== GIVEN EXERCISE ==
Write out the complete material exactly as it stands.

== THE DATA ==
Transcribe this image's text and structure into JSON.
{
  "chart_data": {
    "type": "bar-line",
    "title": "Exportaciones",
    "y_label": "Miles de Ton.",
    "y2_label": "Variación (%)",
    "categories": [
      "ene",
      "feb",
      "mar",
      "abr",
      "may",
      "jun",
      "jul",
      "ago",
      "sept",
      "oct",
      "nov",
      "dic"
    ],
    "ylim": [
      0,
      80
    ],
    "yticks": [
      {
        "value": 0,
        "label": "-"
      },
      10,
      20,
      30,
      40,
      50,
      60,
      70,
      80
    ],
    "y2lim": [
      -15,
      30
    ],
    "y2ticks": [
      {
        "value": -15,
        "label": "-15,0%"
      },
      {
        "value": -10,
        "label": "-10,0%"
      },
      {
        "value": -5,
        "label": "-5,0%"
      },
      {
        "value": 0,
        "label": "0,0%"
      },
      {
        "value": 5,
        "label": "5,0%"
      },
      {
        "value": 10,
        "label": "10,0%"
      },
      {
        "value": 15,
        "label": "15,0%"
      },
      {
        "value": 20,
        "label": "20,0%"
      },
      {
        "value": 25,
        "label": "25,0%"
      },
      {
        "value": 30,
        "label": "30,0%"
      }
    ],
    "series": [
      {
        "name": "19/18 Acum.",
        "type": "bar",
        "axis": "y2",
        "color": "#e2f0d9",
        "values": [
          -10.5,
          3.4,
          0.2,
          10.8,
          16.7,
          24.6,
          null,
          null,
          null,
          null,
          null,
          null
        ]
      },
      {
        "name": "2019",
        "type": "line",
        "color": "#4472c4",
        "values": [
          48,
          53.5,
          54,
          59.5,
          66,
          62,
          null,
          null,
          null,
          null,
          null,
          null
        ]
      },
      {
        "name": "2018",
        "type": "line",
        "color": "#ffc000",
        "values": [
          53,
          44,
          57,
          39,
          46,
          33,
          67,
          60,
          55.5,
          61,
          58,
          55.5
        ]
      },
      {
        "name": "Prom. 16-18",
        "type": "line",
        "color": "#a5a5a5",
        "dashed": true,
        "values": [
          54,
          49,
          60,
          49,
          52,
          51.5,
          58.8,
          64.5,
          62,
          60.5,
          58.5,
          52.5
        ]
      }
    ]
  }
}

== EXERCISE ANSWER ==
Transcribe this image's text and structure into JSON.
{
  "chart_data": {
    "type": "bar-line",
    "title": "Exportaciones",
    "y_label": "Miles de Ton.",
    "y2_label": "Variación (%)",
    "categories": [
      "ene",
      "feb",
      "mar",
      "abr",
      "may",
      "jun",
      "jul",
      "ago",
      "sept",
      "oct",
      "nov",
      "dic"
    ],
    "ylim": [
      0,
      80
    ],
    "yticks": [
      {
        "value": 0,
        "label": "-"
      },
      10,
      20,
      30,
      40,
      50,
      60,
      70,
      80
    ],
    "y2lim": [
      -15,
      30
    ],
    "y2ticks": [
      {
        "value": -15,
        "label": "-15,0%"
      },
      {
        "value": -10,
        "label": "-10,0%"
      },
      {
        "value": -5,
        "label": "-5,0%"
      },
      {
        "value": 0,
        "label": "0,0%"
      },
      {
        "value": 5,
        "label": "5,0%"
      },
      {
        "value": 10,
        "label": "10,0%"
      },
      {
        "value": 15,
        "label": "15,0%"
      },
      {
        "value": 20,
        "label": "20,0%"
      },
      {
        "value": 25,
        "label": "25,0%"
      },
      {
        "value": 30,
        "label": "30,0%"
      }
    ],
    "series": [
      {
        "name": "19/18 Acum.",
        "type": "bar",
        "axis": "y2",
        "color": "#e2f0d9",
        "values": [
          -10.5,
          3.4,
          0.2,
          10.8,
          16.7,
          24.6,
          null,
          null,
          null,
          null,
          null,
          null
        ]
      },
      {
        "name": "2019",
        "type": "line",
        "color": "#4472c4",
        "values": [
          48,
          53.5,
          54,
          59.5,
          66,
          62,
          null,
          null,
          null,
          null,
          null,
          null
        ]
      },
      {
        "name": "2018",
        "type": "line",
        "color": "#ffc000",
        "values": [
          53,
          44,
          57,
          39,
          46,
          33,
          67,
          60,
          55.5,
          61,
          58,
          55.5
        ]
      },
      {
        "name": "Prom. 16-18",
        "type": "line",
        "color": "#a5a5a5",
        "dashed": true,
        "values": [
          54,
          49,
          60,
          49,
          52,
          51.5,
          58.8,
          64.5,
          62,
          60.5,
          58.5,
          52.5
        ]
      }
    ]
  }
}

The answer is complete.